[Records from a data collection]

Start

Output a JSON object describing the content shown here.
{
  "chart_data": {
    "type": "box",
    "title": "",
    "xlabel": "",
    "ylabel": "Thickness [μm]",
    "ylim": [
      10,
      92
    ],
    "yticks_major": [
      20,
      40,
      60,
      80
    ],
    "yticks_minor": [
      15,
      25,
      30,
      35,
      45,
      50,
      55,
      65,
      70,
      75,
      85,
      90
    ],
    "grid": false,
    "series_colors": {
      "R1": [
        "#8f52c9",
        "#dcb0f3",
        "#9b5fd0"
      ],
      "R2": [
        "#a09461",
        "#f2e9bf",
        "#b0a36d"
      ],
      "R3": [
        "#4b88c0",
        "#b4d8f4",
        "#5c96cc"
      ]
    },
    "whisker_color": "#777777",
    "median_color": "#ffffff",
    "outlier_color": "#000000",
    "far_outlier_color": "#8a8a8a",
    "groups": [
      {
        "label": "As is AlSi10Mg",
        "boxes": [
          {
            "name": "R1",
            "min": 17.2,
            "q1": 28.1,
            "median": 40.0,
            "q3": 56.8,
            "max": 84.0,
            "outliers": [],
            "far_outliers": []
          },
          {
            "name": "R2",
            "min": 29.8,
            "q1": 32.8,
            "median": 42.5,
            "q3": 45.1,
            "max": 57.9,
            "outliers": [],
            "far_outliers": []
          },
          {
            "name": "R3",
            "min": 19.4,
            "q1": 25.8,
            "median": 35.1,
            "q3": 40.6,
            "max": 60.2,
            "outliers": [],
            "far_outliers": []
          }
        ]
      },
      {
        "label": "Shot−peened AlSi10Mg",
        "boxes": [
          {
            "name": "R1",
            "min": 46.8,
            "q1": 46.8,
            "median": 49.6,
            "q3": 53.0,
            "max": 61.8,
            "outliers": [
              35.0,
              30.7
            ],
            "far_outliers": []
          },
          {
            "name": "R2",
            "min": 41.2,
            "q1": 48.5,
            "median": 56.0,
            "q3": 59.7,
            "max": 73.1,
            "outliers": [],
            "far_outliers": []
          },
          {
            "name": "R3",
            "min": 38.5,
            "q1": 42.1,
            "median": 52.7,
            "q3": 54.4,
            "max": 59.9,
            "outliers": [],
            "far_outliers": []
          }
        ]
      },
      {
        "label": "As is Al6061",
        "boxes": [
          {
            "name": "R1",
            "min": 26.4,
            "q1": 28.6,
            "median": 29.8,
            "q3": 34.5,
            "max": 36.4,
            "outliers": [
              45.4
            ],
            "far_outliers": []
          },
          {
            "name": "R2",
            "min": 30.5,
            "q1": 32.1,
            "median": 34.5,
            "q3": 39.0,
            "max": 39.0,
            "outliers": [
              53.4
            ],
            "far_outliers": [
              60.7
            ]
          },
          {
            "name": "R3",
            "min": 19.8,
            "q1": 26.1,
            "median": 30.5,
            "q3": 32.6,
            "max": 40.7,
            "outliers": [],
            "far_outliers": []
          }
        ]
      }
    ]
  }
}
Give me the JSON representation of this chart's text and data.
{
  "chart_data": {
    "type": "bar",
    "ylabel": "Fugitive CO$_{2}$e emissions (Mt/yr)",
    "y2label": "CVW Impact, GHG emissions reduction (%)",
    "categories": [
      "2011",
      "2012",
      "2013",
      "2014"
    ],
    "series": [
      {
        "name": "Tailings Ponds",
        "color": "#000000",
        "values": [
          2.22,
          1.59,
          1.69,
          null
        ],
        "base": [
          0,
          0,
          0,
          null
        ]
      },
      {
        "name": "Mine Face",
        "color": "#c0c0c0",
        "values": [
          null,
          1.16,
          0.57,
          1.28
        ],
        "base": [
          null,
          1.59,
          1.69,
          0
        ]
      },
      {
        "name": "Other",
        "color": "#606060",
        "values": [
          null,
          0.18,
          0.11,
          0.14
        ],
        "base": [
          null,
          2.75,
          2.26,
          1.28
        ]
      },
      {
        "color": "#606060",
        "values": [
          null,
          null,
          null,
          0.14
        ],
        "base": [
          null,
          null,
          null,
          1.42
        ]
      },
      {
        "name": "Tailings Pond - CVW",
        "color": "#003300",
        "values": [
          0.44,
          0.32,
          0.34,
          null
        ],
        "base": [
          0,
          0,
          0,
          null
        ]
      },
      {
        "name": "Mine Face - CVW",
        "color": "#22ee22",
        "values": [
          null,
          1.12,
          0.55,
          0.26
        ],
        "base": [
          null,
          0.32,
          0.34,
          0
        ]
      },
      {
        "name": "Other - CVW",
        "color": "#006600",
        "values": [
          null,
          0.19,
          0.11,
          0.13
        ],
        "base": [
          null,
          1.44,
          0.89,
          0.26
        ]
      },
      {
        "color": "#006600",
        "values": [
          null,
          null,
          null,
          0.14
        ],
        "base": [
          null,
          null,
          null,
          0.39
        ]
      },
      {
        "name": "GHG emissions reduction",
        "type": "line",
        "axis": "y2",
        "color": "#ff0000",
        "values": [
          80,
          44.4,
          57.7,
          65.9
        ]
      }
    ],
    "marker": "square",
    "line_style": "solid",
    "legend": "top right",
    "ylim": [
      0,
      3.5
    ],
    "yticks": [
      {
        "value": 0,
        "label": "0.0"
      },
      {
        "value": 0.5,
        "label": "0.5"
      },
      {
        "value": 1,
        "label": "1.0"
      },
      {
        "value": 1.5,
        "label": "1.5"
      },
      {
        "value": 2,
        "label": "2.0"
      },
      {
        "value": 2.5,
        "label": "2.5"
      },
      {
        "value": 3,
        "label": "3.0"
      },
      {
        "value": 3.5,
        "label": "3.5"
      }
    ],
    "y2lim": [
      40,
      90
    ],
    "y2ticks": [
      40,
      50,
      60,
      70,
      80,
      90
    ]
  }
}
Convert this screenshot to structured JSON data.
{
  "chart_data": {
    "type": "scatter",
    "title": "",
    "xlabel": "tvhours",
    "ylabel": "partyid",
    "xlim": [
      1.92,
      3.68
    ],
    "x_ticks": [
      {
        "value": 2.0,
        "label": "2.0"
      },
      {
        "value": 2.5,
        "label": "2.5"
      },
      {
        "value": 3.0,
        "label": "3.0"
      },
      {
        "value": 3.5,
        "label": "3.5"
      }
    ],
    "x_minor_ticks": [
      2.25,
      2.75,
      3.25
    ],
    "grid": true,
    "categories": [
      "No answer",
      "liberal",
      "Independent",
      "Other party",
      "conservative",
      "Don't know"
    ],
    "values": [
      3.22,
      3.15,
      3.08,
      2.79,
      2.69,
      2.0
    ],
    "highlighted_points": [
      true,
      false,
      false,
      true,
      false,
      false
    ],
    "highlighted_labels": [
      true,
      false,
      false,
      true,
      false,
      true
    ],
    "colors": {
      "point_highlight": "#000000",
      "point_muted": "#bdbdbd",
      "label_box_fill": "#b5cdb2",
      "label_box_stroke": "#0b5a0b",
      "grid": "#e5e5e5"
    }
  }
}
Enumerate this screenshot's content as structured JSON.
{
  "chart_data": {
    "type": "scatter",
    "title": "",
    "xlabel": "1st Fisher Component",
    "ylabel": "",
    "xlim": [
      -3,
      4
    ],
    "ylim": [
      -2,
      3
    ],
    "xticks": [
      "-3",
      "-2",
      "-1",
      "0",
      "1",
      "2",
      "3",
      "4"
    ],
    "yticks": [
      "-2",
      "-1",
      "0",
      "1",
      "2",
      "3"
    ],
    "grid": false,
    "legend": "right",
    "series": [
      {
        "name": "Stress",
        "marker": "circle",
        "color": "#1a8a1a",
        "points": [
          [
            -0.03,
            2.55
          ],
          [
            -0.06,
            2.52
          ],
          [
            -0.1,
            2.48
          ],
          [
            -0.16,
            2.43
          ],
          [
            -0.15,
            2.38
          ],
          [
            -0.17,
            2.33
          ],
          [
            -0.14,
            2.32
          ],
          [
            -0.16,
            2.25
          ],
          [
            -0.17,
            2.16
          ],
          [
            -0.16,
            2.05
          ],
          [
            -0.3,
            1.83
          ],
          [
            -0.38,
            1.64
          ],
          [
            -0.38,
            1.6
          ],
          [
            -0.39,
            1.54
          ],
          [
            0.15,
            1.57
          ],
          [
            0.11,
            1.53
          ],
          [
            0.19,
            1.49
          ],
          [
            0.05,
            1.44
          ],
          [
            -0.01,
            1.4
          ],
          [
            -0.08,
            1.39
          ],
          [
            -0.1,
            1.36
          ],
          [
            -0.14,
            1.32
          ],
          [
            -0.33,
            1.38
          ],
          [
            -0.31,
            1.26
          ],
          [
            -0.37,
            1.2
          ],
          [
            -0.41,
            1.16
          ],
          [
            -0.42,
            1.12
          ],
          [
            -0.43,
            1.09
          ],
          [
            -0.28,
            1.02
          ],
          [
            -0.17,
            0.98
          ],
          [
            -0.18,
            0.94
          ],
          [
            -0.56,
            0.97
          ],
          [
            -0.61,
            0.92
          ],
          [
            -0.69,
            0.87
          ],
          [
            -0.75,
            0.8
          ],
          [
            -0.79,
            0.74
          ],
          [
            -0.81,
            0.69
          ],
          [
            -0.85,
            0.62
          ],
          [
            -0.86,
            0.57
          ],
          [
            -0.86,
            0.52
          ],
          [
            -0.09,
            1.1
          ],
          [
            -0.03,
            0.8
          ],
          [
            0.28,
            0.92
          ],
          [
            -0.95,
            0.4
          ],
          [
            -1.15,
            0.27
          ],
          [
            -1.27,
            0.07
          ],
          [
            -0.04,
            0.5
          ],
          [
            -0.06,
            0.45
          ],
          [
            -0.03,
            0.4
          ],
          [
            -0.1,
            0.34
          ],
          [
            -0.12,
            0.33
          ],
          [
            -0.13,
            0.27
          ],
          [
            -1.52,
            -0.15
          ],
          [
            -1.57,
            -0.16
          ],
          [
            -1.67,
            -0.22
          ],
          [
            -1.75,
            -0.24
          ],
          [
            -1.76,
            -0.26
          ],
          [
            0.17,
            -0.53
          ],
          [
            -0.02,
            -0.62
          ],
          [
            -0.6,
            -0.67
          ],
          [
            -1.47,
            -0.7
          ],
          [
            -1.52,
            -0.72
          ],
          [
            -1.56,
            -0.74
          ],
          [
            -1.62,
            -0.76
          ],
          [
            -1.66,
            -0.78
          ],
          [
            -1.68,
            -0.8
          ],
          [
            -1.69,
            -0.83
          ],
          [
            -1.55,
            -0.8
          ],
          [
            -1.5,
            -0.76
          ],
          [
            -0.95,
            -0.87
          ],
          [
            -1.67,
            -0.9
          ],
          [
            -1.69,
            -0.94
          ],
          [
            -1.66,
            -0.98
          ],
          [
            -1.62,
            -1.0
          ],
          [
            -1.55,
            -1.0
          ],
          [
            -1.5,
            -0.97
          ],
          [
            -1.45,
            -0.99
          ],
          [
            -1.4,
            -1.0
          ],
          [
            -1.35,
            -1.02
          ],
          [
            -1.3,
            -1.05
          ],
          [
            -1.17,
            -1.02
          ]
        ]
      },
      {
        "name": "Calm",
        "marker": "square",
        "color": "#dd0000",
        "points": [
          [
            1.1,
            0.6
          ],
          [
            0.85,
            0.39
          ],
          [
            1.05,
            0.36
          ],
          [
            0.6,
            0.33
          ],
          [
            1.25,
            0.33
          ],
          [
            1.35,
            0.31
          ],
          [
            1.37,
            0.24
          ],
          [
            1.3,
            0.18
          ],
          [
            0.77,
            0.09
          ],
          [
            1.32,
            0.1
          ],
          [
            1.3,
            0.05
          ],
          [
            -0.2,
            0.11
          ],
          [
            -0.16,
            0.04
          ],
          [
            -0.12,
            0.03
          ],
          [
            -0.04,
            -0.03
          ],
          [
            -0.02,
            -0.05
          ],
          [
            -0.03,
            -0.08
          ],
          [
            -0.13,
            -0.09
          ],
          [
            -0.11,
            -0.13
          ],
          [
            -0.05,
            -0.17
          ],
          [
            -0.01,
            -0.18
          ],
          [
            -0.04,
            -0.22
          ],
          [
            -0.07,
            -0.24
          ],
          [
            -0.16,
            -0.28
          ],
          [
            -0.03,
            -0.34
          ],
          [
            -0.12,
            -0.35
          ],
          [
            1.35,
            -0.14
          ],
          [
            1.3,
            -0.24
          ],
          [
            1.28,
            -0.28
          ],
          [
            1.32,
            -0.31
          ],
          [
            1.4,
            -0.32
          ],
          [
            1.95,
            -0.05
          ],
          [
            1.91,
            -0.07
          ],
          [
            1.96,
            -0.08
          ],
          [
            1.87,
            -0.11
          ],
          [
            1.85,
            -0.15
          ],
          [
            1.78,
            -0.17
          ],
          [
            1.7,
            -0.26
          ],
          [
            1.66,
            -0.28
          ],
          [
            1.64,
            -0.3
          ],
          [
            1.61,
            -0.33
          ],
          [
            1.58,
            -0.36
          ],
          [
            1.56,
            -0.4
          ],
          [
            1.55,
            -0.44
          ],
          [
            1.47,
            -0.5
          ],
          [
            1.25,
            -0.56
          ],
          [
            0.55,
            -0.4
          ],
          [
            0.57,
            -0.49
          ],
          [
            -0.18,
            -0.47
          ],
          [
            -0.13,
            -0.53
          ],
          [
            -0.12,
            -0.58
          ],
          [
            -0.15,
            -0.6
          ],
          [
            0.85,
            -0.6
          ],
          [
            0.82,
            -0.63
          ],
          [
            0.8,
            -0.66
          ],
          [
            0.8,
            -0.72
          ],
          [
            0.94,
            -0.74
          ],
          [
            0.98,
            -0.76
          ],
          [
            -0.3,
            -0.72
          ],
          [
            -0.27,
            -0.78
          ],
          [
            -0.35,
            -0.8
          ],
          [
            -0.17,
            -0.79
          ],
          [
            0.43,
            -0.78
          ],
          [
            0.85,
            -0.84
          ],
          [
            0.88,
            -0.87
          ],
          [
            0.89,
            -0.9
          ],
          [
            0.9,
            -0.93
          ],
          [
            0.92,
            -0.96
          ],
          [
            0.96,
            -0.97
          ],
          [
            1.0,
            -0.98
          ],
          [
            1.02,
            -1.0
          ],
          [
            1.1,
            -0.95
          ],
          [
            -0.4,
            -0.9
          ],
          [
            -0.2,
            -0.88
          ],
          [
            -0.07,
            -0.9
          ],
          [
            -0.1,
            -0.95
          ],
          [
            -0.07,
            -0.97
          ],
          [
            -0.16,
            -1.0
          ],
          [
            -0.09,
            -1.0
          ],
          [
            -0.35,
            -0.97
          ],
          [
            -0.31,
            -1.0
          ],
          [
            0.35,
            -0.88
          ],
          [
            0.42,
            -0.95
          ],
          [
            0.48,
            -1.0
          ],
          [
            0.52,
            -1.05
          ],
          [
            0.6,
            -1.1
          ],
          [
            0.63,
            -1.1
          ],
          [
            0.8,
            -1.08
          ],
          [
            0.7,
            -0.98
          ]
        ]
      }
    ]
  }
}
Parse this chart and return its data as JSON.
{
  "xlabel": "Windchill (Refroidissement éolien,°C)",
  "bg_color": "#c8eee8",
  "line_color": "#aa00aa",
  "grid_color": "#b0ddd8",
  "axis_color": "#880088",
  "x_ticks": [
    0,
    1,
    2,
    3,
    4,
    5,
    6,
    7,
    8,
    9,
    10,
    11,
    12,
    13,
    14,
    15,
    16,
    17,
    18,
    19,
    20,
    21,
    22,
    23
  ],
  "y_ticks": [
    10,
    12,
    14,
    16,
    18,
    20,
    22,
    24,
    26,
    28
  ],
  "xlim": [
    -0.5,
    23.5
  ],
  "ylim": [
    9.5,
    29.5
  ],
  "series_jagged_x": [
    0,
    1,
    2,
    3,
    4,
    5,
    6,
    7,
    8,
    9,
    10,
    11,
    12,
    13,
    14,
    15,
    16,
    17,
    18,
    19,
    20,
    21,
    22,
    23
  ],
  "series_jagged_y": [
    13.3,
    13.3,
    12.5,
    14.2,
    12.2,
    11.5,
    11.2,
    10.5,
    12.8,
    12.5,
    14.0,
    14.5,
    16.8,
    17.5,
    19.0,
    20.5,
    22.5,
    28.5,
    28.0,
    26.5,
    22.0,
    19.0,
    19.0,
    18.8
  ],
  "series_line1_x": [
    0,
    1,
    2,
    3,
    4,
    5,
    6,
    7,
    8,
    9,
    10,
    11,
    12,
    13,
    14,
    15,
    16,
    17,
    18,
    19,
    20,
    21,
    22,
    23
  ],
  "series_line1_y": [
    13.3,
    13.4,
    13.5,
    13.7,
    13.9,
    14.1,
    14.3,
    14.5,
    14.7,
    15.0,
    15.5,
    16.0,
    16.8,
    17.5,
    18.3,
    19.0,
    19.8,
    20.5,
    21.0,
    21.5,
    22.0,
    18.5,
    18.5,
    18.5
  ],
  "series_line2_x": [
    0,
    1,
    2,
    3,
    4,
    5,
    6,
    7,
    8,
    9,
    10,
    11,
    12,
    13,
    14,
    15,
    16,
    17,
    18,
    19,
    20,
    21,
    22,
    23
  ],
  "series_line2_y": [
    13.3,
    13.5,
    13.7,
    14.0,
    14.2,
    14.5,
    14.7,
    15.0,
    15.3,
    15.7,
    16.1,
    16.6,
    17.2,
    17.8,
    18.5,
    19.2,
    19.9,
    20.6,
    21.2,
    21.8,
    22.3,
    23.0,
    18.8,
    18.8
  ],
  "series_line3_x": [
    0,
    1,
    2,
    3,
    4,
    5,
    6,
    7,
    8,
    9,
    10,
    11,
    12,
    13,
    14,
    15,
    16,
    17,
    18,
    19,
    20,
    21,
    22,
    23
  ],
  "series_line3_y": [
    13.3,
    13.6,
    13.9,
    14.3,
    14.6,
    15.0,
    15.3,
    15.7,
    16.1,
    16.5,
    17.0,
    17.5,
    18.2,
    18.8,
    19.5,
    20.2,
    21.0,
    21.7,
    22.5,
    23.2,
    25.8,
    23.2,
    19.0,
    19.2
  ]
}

End

Return all lines containing the word "marker".

TASK OUTPUT
    "marker": "square",
        "marker": "circle",
        "marker": "square",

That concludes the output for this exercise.